* begin Input rows *

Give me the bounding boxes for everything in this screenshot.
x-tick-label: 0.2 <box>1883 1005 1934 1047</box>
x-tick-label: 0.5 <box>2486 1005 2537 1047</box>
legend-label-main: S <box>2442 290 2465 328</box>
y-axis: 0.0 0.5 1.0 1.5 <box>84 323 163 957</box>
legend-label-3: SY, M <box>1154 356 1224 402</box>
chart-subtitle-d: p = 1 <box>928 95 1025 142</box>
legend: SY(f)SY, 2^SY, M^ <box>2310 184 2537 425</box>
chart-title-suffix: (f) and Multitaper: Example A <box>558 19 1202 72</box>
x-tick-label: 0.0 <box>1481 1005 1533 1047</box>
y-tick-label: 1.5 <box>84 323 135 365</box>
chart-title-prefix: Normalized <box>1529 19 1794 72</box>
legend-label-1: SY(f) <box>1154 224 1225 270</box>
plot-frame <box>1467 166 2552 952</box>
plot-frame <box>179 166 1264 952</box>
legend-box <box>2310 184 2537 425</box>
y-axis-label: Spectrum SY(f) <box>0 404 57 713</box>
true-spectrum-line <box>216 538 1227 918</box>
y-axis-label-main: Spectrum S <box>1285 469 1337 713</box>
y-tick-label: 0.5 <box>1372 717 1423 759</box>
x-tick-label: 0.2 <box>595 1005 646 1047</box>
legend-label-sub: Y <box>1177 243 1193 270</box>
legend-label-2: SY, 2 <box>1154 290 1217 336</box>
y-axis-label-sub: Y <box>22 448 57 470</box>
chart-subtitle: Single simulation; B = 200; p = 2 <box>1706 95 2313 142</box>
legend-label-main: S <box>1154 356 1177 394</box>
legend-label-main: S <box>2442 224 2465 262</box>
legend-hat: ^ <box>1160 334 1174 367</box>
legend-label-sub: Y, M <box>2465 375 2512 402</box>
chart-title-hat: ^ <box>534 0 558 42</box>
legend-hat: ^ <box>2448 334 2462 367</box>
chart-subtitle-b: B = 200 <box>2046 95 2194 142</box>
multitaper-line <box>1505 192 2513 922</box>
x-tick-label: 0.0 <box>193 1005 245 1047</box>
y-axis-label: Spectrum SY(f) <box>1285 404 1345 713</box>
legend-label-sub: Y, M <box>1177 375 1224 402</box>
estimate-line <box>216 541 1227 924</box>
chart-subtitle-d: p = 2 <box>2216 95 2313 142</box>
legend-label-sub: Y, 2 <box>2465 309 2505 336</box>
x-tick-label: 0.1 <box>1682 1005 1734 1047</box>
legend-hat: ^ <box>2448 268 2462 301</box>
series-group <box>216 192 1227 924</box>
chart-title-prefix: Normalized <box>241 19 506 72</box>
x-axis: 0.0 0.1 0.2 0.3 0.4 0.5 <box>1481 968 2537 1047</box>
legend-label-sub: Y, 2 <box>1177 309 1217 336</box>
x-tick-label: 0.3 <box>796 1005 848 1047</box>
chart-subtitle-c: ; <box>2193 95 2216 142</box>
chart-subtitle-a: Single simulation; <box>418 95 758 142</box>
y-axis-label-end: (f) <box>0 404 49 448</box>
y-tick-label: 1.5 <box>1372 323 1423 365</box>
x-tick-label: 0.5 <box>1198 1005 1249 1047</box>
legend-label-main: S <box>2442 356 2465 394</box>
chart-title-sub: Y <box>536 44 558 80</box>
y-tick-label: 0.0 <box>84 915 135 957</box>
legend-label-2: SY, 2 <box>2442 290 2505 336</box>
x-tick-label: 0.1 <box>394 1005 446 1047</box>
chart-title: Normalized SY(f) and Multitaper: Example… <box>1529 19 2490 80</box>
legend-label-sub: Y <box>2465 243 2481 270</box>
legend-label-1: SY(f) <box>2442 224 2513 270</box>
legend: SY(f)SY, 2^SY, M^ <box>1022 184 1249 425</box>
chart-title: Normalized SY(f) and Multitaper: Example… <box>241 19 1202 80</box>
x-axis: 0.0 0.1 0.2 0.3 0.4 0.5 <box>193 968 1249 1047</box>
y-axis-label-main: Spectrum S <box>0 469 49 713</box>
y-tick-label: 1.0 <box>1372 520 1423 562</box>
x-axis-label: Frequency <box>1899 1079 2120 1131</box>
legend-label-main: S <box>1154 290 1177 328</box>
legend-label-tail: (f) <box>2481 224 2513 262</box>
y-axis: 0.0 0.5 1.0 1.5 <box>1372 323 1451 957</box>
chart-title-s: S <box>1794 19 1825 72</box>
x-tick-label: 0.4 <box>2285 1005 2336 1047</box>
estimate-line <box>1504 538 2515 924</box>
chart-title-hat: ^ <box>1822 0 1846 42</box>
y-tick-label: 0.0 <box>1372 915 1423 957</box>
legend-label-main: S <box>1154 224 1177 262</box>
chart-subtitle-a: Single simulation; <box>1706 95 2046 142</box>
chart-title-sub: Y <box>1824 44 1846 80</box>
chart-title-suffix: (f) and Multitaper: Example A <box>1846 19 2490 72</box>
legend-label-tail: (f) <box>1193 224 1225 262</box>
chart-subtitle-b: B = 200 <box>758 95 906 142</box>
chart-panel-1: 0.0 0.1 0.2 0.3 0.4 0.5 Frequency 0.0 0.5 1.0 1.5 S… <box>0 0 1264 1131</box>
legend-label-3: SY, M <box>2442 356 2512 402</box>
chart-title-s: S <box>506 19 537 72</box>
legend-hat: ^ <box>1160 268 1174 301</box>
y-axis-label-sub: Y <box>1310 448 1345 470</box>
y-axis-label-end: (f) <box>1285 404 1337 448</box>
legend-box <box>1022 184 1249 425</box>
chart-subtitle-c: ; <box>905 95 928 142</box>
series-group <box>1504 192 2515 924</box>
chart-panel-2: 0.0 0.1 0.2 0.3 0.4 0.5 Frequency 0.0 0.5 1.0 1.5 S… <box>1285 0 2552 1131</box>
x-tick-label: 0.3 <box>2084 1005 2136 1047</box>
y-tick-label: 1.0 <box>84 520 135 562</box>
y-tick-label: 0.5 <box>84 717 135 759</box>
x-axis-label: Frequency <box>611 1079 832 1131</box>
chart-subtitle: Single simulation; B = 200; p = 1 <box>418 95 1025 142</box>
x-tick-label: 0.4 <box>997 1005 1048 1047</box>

* end Input rows *

[Short task]:
Which lines in the records contain the string "plot"? Pull out each one.

[Reply]:
plot-frame <box>1467 166 2552 952</box>
plot-frame <box>179 166 1264 952</box>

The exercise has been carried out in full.